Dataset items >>

- - - - - - -

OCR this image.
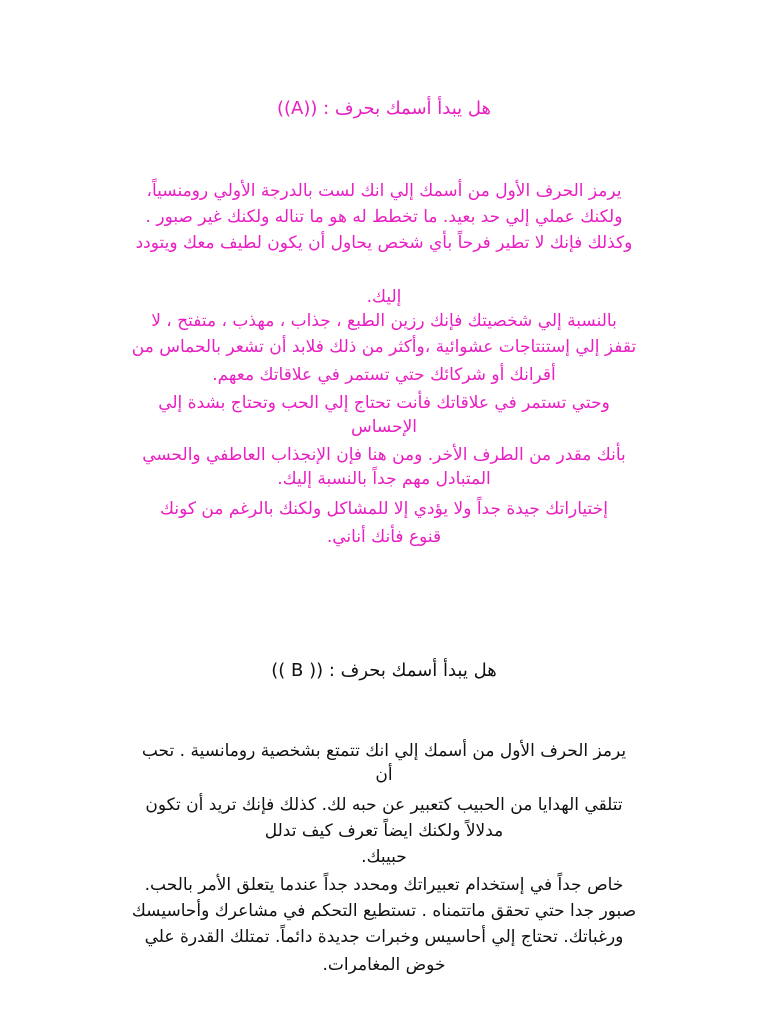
هل يبدأ أسمك بحرف : ((A))
يرمز الحرف الأول من أسمك إلي انك لست بالدرجة الأولي رومنسياً،
ولكنك عملي إلي حد بعيد. ما تخطط له هو ما تناله ولكنك غير صبور .
وكذلك فإنك لا تطير فرحاً بأي شخص يحاول أن يكون لطيف معك ويتودد
إليك.
بالنسبة إلي شخصيتك فإنك رزين الطبع ، جذاب ، مهذب ، متفتح ، لا
تقفز إلي إستنتاجات عشوائية ،وأكثر من ذلك فلابد أن تشعر بالحماس من
أقرانك أو شركائك حتي تستمر في علاقاتك معهم.
وحتي تستمر في علاقاتك فأنت تحتاج إلي الحب وتحتاج بشدة إلي
الإحساس
بأنك مقدر من الطرف الأخر. ومن هنا فإن الإنجذاب العاطفي والحسي
المتبادل مهم جداً بالنسبة إليك.
إختياراتك جيدة جداً ولا يؤدي إلا للمشاكل ولكنك بالرغم من كونك
قنوع فأنك أناني.
هل يبدأ أسمك بحرف : (( B ))
يرمز الحرف الأول من أسمك إلي انك تتمتع بشخصية رومانسية . تحب
أن
تتلقي الهدايا من الحبيب كتعبير عن حبه لك. كذلك فإنك تريد أن تكون
مدلالاً ولكنك ايضاً تعرف كيف تدلل
حبيبك.
خاص جداً في إستخدام تعبيراتك ومحدد جداً عندما يتعلق الأمر بالحب.
صبور جدا حتي تحقق ماتتمناه . تستطيع التحكم في مشاعرك وأحاسيسك
ورغباتك. تحتاج إلي أحاسيس وخبرات جديدة دائماً. تمتلك القدرة علي
خوض المغامرات.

- - - - - - -

From the entries, report each line that includes the word "فإنك".

وكذلك فإنك لا تطير فرحاً بأي شخص يحاول أن يكون لطيف معك ويتودد
بالنسبة إلي شخصيتك فإنك رزين الطبع ، جذاب ، مهذب ، متفتح ، لا
تتلقي الهدايا من الحبيب كتعبير عن حبه لك. كذلك فإنك تريد أن تكون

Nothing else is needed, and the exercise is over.